(Data entries)
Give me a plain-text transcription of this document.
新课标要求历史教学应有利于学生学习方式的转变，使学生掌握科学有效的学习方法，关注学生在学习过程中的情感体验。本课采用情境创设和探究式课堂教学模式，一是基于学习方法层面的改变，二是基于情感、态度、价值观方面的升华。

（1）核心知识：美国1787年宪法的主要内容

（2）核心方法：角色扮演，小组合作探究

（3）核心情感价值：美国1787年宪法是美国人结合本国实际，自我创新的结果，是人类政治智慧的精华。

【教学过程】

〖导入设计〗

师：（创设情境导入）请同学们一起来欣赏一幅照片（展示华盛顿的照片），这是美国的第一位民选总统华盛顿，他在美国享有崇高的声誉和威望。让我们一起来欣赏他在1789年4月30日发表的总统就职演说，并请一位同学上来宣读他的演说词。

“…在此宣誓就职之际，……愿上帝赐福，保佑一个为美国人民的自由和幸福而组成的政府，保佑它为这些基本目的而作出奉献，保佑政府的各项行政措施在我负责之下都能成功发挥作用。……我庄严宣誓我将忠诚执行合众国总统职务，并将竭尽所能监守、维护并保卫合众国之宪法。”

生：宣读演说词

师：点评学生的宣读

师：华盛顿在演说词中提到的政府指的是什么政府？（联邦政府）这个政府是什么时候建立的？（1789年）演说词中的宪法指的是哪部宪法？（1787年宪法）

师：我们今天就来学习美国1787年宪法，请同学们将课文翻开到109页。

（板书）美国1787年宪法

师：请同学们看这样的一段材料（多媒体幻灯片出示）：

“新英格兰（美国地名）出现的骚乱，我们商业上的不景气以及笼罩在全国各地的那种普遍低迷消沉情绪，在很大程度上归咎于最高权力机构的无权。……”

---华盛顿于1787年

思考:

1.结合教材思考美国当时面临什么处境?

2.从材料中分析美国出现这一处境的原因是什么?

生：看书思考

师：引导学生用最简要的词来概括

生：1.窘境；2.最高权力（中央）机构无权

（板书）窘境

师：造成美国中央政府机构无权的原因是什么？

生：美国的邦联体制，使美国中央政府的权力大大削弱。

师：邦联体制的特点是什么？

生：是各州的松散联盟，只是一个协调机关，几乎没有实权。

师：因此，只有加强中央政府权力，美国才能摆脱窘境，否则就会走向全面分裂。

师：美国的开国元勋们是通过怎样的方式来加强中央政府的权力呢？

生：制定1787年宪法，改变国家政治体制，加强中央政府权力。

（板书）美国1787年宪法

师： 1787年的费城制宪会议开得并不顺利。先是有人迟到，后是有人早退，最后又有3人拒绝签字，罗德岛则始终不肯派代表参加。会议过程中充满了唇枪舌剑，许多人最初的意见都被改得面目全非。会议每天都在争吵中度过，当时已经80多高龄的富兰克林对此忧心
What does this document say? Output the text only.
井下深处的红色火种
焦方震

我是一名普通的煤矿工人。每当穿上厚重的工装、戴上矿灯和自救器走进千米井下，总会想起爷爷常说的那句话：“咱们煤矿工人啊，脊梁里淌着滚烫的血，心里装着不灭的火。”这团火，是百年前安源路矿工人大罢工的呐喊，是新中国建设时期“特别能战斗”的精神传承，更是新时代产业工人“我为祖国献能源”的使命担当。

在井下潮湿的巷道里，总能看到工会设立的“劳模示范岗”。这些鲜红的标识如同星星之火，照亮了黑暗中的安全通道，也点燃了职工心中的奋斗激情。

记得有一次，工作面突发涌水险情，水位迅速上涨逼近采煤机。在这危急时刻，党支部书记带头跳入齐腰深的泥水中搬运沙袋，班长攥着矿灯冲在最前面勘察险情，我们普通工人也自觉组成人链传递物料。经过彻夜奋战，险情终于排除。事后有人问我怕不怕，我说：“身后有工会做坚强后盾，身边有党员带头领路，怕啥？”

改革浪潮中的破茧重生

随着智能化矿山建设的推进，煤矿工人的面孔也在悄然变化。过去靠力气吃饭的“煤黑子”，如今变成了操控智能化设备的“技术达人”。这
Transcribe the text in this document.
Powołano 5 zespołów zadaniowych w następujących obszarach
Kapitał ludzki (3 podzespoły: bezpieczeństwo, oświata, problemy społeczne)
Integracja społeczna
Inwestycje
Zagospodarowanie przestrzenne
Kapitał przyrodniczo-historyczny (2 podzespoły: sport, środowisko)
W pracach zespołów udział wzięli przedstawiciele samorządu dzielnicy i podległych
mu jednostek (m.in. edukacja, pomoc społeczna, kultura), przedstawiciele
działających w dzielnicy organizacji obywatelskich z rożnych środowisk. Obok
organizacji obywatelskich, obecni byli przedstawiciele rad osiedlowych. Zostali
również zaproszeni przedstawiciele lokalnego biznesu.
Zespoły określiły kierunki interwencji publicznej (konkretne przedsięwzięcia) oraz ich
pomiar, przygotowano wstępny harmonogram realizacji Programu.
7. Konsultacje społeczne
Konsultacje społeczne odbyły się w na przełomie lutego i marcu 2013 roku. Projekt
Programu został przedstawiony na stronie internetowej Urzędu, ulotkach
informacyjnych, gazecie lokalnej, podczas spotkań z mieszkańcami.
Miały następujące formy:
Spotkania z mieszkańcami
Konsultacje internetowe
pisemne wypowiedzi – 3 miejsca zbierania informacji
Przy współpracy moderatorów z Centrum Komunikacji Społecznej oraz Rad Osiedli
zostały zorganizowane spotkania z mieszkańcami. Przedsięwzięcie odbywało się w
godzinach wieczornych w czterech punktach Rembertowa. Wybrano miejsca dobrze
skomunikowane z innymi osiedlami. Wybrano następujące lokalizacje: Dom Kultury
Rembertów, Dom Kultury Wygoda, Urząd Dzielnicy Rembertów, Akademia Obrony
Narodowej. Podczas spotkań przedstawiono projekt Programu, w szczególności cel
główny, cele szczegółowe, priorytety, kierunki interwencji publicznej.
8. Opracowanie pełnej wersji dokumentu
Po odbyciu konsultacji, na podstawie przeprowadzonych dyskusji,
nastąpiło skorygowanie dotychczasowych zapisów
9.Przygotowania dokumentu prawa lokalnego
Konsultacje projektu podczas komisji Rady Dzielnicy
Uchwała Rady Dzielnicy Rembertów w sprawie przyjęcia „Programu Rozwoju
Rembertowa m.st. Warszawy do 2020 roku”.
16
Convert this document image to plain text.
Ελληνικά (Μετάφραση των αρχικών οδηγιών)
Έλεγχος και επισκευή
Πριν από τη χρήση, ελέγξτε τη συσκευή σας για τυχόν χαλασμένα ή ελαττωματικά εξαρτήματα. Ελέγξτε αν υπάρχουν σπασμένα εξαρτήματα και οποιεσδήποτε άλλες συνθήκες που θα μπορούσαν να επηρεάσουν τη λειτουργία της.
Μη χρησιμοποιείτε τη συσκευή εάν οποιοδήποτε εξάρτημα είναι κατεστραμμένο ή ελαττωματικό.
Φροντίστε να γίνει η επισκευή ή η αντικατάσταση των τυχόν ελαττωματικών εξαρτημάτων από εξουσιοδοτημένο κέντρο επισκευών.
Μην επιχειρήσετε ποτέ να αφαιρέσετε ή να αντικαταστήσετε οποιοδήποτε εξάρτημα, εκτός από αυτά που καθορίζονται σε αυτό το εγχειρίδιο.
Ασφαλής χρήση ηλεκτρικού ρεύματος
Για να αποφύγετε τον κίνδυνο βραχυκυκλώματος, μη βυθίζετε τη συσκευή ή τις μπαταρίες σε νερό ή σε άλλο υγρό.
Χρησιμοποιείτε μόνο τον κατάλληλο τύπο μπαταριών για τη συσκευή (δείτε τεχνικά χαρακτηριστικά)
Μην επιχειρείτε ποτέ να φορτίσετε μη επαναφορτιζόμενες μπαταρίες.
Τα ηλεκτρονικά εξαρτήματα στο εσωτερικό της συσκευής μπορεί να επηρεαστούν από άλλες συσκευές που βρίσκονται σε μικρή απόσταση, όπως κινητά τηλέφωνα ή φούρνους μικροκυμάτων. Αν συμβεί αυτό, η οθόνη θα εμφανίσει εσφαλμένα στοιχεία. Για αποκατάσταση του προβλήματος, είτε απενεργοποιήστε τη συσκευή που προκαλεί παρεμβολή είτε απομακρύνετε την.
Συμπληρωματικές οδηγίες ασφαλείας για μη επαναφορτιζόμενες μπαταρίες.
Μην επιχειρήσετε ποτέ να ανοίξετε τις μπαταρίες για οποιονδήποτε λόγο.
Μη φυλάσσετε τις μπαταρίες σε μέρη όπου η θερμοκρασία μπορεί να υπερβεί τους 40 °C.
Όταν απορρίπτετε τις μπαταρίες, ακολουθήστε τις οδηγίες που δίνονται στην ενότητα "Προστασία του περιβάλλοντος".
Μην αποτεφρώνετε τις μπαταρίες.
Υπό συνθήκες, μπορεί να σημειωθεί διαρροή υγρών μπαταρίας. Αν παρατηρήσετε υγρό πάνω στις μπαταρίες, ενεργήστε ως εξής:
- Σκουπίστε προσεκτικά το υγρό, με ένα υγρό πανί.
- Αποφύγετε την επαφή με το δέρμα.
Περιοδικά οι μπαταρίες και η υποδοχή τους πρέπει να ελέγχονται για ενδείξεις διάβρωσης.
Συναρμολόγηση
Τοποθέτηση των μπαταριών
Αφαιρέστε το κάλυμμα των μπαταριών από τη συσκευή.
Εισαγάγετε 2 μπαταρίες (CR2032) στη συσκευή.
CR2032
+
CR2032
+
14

### What you are asked to do
Only the lines from the one holding "Convert this document image to plain text." through the end of the listing should be given again, exactly and with both ends included.

### Output of the exercise
Convert this document image to plain text.
Ελληνικά (Μετάφραση των αρχικών οδηγιών)
Έλεγχος και επισκευή
Πριν από τη χρήση, ελέγξτε τη συσκευή σας για τυχόν χαλασμένα ή ελαττωματικά εξαρτήματα. Ελέγξτε αν υπάρχουν σπασμένα εξαρτήματα και οποιεσδήποτε άλλες συνθήκες που θα μπορούσαν να επηρεάσουν τη λειτουργία της.
Μη χρησιμοποιείτε τη συσκευή εάν οποιοδήποτε εξάρτημα είναι κατεστραμμένο ή ελαττωματικό.
Φροντίστε να γίνει η επισκευή ή η αντικατάσταση των τυχόν ελαττωματικών εξαρτημάτων από εξουσιοδοτημένο κέντρο επισκευών.
Μην επιχειρήσετε ποτέ να αφαιρέσετε ή να αντικαταστήσετε οποιοδήποτε εξάρτημα, εκτός από αυτά που καθορίζονται σε αυτό το εγχειρίδιο.
Ασφαλής χρήση ηλεκτρικού ρεύματος
Για να αποφύγετε τον κίνδυνο βραχυκυκλώματος, μη βυθίζετε τη συσκευή ή τις μπαταρίες σε νερό ή σε άλλο υγρό.
Χρησιμοποιείτε μόνο τον κατάλληλο τύπο μπαταριών για τη συσκευή (δείτε τεχνικά χαρακτηριστικά)
Μην επιχειρείτε ποτέ να φορτίσετε μη επαναφορτιζόμενες μπαταρίες.
Τα ηλεκτρονικά εξαρτήματα στο εσωτερικό της συσκευής μπορεί να επηρεαστούν από άλλες συσκευές που βρίσκονται σε μικρή απόσταση, όπως κινητά τηλέφωνα ή φούρνους μικροκυμάτων. Αν συμβεί αυτό, η οθόνη θα εμφανίσει εσφαλμένα στοιχεία. Για αποκατάσταση του προβλήματος, είτε απενεργοποιήστε τη συσκευή που προκαλεί παρεμβολή είτε απομακρύνετε την.
Συμπληρωματικές οδηγίες ασφαλείας για μη επαναφορτιζόμενες μπαταρίες.
Μην επιχειρήσετε ποτέ να ανοίξετε τις μπαταρίες για οποιονδήποτε λόγο.
Μη φυλάσσετε τις μπαταρίες σε μέρη όπου η θερμοκρασία μπορεί να υπερβεί τους 40 °C.
Όταν απορρίπτετε τις μπαταρίες, ακολουθήστε τις οδηγίες που δίνονται στην ενότητα "Προστασία του περιβάλλοντος".
Μην αποτεφρώνετε τις μπαταρίες.
Υπό συνθήκες, μπορεί να σημειωθεί διαρροή υγρών μπαταρίας. Αν παρατηρήσετε υγρό πάνω στις μπαταρίες, ενεργήστε ως εξής:
- Σκουπίστε προσεκτικά το υγρό, με ένα υγρό πανί.
- Αποφύγετε την επαφή με το δέρμα.
Περιοδικά οι μπαταρίες και η υποδοχή τους πρέπει να ελέγχονται για ενδείξεις διάβρωσης.
Συναρμολόγηση
Τοποθέτηση των μπαταριών
Αφαιρέστε το κάλυμμα των μπαταριών από τη συσκευή.
Εισαγάγετε 2 μπαταρίες (CR2032) στη συσκευή.
CR2032
+
CR2032
+
14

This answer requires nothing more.